TASK PROMPT: In the records below, reproduce verbatim the lines that begin with the one containing "rating-bar-fill — [295, 536, 362, 544]" and end with the one containing "rating-stars: ★★★★★ — [105, 610, 204, 634]", including both.

[Page element annotations]
= = = =

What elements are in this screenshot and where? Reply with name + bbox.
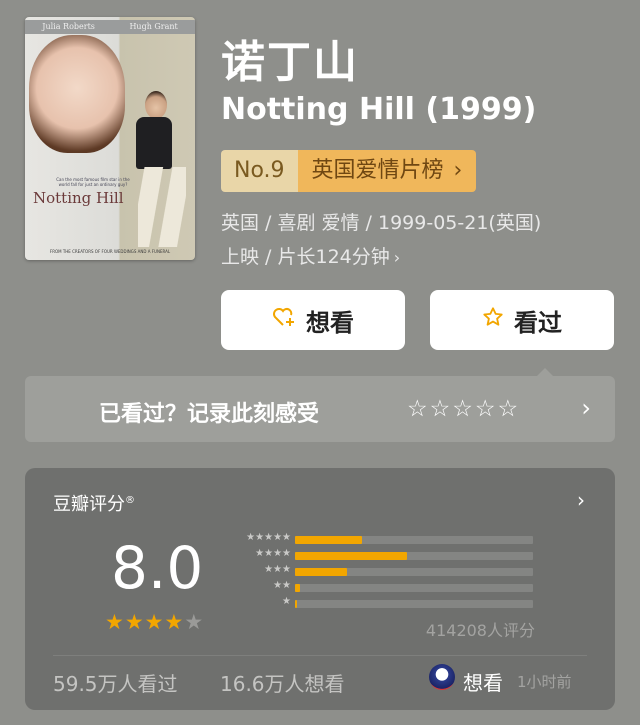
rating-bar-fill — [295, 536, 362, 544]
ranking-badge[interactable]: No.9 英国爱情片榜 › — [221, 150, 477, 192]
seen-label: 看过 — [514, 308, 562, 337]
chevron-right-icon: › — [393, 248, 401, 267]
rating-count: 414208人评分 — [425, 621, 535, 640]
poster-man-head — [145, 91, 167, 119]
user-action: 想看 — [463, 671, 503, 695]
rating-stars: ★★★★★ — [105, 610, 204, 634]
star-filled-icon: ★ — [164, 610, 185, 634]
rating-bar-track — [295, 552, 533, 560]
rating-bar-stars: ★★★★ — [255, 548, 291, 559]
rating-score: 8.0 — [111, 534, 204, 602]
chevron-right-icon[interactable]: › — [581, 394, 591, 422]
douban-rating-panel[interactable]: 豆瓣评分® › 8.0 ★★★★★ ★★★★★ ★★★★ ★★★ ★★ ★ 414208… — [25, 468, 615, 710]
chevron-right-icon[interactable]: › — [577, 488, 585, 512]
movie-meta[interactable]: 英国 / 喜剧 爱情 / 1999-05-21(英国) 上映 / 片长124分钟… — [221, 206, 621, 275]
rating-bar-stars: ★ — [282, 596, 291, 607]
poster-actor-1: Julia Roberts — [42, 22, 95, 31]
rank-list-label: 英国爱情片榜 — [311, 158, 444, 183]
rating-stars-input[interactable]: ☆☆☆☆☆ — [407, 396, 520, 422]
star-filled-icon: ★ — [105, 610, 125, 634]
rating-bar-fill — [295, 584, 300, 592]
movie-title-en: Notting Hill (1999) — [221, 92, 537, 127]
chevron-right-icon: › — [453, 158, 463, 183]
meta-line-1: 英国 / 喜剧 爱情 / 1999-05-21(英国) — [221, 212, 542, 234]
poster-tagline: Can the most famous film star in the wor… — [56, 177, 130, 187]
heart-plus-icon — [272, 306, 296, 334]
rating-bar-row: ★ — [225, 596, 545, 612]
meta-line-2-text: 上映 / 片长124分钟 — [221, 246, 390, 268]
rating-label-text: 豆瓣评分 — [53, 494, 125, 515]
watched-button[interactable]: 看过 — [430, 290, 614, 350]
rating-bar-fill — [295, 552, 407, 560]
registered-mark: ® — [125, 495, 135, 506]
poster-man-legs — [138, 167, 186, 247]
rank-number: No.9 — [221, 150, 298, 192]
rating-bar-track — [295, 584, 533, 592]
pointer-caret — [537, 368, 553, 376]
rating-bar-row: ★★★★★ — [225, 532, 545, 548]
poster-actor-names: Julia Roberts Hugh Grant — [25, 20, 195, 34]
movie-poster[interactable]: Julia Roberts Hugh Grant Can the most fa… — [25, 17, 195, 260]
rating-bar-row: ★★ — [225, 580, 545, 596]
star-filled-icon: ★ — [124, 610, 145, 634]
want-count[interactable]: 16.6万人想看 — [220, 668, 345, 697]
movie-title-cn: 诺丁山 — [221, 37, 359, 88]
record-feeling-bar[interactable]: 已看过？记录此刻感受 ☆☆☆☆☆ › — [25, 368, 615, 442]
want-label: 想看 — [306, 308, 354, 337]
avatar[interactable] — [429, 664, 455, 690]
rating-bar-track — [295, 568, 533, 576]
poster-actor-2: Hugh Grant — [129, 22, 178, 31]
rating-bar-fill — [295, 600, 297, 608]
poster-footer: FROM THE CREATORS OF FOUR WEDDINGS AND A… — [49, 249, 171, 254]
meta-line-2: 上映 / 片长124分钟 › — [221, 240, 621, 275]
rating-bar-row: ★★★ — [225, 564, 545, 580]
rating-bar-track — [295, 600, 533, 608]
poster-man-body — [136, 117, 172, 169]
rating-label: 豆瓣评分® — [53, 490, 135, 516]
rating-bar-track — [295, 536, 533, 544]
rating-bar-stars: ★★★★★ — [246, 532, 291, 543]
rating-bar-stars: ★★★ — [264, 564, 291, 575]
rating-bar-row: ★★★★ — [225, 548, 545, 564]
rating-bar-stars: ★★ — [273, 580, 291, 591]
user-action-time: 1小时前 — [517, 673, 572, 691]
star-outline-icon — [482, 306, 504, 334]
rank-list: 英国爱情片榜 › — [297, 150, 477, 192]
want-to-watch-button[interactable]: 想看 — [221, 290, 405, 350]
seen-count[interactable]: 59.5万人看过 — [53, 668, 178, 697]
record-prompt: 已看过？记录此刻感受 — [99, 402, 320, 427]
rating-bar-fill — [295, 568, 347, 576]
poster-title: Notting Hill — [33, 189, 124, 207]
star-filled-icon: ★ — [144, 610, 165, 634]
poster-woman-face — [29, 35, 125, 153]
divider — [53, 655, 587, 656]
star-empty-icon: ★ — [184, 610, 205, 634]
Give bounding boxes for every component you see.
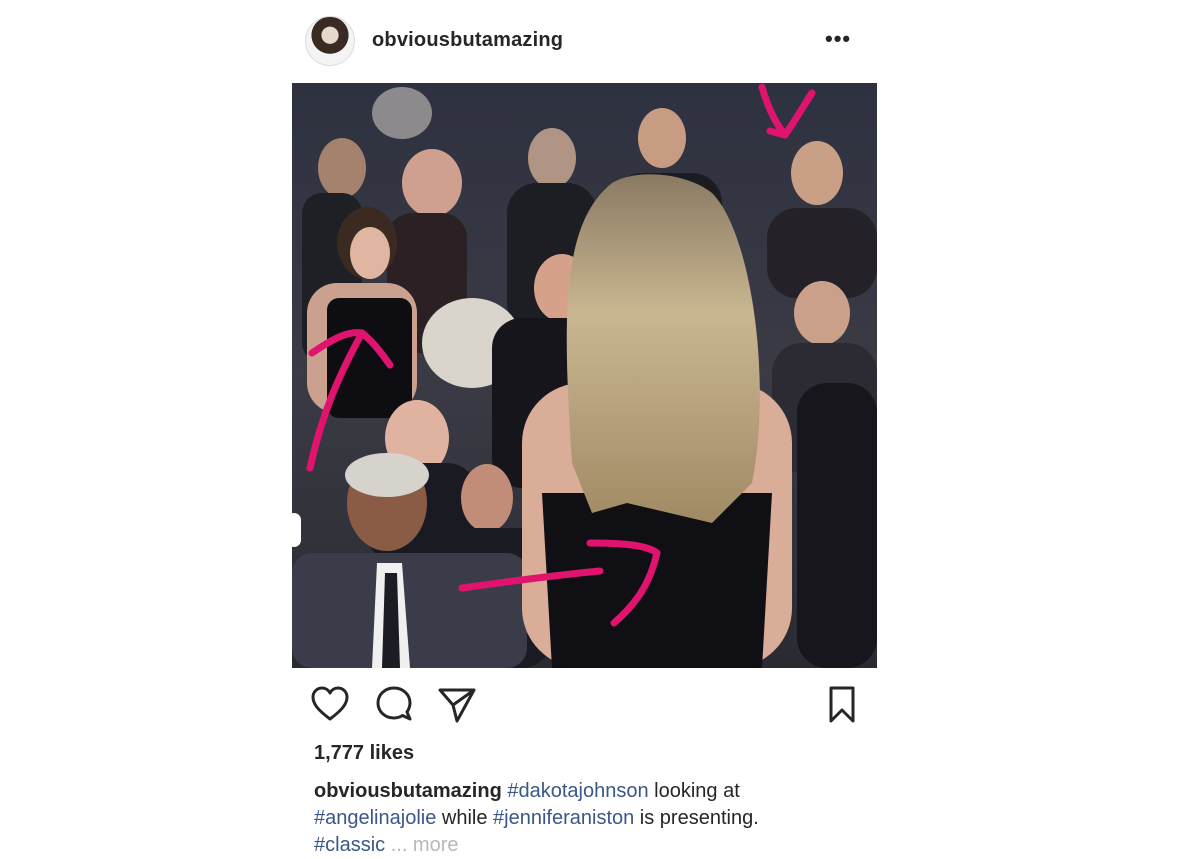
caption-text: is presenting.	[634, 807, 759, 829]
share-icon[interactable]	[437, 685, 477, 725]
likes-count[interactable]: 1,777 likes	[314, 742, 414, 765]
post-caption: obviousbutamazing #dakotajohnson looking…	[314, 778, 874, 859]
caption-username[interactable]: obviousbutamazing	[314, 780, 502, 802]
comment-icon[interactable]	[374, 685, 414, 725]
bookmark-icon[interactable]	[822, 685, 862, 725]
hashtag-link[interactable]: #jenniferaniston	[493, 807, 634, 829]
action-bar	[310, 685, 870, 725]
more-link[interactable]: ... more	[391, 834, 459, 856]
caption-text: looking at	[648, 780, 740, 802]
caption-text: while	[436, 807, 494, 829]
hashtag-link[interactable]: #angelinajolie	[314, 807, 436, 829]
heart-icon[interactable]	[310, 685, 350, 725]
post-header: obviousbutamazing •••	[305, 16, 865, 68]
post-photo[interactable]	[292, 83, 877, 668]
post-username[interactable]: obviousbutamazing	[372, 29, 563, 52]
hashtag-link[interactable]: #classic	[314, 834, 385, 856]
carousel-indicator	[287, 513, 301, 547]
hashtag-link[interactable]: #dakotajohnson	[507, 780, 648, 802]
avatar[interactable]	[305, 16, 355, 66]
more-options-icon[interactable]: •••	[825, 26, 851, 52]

= = = =

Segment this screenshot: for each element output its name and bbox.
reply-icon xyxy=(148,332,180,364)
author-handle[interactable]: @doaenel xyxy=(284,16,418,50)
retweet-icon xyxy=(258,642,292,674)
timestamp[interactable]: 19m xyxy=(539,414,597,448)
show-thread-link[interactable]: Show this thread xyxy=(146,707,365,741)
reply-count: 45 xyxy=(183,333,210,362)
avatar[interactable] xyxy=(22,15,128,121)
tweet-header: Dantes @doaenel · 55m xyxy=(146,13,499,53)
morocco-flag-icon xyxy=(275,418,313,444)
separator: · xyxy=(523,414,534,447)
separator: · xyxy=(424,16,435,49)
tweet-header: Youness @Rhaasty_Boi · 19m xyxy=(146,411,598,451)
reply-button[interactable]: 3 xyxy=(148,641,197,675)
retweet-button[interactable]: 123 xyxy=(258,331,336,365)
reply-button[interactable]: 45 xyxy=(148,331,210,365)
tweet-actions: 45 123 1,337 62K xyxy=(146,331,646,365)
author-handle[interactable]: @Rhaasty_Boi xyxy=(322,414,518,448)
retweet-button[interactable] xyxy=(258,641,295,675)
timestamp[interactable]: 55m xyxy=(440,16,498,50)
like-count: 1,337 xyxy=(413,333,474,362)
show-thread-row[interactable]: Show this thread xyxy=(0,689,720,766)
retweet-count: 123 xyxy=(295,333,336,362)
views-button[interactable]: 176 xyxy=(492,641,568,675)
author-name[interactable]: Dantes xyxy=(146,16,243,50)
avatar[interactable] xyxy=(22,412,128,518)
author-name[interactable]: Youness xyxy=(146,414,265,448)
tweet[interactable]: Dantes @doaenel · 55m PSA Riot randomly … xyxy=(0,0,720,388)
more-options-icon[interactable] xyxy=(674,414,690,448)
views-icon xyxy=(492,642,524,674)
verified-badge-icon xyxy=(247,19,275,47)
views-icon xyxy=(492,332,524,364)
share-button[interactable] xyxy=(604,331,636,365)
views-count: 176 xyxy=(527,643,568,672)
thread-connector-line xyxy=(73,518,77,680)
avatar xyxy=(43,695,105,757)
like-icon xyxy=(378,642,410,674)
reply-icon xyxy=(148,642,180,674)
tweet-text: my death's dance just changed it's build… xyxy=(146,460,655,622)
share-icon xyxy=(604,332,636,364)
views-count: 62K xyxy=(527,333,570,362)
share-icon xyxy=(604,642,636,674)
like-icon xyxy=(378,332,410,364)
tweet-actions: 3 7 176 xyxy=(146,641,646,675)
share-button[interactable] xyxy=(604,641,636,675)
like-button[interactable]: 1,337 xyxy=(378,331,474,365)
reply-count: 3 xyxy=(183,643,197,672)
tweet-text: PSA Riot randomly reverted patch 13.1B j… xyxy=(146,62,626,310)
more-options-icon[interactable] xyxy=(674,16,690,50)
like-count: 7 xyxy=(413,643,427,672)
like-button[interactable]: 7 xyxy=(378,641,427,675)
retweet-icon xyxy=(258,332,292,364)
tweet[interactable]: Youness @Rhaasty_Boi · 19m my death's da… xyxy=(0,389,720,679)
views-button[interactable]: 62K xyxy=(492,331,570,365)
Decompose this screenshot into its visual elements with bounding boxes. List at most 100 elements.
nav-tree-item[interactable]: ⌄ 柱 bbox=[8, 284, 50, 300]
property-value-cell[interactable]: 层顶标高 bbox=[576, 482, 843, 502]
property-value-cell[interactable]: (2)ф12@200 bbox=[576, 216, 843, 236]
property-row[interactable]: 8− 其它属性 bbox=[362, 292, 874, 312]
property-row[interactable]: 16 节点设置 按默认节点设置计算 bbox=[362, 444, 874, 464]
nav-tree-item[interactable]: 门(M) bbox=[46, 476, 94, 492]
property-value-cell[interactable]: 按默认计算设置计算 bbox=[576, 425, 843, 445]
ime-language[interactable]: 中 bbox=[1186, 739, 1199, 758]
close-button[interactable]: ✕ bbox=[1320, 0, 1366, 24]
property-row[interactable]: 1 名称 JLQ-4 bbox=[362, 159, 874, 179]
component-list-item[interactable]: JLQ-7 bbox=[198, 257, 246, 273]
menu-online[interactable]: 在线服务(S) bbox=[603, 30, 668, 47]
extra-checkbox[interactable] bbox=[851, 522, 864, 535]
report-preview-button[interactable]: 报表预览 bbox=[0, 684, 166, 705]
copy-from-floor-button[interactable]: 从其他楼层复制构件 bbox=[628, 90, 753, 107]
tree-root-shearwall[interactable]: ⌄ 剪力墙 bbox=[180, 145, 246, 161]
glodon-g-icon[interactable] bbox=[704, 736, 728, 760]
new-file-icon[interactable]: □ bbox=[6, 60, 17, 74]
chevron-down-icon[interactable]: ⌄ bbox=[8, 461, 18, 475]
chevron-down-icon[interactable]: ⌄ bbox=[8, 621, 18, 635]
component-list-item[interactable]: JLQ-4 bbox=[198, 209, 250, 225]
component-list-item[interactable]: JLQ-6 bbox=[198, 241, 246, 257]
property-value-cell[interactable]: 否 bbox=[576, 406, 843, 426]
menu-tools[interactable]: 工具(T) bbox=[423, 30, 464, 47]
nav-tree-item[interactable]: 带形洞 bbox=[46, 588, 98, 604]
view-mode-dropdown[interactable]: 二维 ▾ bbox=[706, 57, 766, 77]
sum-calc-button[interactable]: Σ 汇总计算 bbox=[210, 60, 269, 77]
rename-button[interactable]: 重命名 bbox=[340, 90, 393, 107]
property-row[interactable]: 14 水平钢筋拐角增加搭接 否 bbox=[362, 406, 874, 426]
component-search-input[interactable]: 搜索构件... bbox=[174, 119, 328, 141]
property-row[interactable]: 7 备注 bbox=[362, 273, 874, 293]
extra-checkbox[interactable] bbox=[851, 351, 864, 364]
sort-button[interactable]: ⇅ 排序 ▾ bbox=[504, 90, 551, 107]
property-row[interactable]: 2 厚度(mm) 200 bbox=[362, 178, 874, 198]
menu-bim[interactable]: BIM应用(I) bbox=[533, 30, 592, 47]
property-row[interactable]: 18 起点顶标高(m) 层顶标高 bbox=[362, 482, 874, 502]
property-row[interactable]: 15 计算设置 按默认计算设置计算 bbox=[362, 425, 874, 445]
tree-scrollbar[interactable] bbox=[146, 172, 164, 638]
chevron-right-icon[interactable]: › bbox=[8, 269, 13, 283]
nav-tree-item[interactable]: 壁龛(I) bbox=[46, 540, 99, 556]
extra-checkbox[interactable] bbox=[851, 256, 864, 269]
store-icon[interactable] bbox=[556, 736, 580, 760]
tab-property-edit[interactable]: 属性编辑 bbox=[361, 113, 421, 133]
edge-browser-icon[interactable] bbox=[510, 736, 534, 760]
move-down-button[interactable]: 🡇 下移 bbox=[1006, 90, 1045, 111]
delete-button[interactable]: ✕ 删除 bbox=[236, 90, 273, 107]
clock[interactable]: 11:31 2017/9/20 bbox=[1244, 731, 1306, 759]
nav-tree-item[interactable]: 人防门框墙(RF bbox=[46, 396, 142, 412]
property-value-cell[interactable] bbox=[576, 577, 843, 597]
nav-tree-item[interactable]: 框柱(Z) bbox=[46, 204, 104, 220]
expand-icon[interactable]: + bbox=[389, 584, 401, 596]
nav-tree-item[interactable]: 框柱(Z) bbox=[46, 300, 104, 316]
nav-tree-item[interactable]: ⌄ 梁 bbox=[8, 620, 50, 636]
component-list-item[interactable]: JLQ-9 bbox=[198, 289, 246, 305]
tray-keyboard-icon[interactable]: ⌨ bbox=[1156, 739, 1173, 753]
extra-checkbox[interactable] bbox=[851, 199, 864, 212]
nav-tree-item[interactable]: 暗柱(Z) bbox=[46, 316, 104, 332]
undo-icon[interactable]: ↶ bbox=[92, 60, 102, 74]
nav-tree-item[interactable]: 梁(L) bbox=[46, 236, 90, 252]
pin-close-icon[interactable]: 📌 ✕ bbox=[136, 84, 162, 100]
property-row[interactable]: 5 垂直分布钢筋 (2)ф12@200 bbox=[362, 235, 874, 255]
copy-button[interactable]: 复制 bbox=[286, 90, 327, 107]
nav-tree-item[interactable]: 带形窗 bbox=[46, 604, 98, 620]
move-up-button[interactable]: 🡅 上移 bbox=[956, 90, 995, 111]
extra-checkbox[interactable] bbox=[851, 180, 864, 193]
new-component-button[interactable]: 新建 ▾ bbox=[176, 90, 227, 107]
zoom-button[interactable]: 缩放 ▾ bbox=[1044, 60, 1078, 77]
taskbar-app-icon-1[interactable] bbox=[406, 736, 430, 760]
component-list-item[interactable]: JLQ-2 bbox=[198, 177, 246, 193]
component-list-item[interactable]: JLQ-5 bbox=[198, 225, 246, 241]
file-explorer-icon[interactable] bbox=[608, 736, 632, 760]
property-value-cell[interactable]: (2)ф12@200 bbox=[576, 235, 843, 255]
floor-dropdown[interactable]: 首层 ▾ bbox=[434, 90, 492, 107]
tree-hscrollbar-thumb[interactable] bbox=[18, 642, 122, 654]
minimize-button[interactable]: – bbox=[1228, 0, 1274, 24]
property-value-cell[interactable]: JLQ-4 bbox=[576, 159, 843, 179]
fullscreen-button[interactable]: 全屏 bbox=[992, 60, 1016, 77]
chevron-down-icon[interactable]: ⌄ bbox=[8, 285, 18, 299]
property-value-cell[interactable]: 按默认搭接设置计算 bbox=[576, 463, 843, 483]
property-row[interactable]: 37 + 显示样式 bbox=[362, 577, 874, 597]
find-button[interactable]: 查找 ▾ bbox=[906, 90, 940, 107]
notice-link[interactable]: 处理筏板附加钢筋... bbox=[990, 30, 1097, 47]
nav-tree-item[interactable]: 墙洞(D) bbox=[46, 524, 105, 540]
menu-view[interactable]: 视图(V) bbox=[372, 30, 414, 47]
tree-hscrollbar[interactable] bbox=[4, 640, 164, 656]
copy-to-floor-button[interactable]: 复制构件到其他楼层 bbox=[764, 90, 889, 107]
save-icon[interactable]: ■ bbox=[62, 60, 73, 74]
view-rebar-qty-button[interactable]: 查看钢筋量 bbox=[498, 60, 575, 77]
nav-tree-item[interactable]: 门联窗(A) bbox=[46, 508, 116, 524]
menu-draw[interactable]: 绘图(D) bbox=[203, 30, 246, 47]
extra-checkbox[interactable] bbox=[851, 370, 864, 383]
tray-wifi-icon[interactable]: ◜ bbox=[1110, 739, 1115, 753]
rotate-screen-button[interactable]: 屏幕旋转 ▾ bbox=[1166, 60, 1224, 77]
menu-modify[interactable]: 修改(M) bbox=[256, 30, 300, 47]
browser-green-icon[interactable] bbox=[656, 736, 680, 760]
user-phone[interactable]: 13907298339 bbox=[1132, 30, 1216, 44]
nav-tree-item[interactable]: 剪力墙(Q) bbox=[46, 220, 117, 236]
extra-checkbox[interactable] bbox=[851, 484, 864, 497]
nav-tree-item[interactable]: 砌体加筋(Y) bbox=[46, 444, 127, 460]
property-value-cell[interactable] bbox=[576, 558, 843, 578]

= = = =

RESPONSE TO THE TASK:
rating-bar-fill — [295, 536, 362, 544]
ranking-badge[interactable]: No.9 英国爱情片榜 › — [221, 150, 477, 192]
seen-label: 看过 — [514, 308, 562, 337]
chevron-right-icon: › — [393, 248, 401, 267]
rating-count: 414208人评分 — [425, 621, 535, 640]
poster-man-head — [145, 91, 167, 119]
user-action: 想看 — [463, 671, 503, 695]
rating-stars: ★★★★★ — [105, 610, 204, 634]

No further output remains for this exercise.